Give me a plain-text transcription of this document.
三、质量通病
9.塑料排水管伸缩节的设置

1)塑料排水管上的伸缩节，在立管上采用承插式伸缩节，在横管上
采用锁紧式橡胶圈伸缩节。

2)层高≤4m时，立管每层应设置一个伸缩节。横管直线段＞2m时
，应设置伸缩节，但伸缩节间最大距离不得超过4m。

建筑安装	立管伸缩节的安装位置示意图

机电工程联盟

Task to carry out | Every line of the data above should be copied exactly.

Final result |
Give me a plain-text transcription of this document.
三、质量通病
9.塑料排水管伸缩节的设置

1)塑料排水管上的伸缩节，在立管上采用承插式伸缩节，在横管上
采用锁紧式橡胶圈伸缩节。

2)层高≤4m时，立管每层应设置一个伸缩节。横管直线段＞2m时
，应设置伸缩节，但伸缩节间最大距离不得超过4m。

建筑安装	立管伸缩节的安装位置示意图

机电工程联盟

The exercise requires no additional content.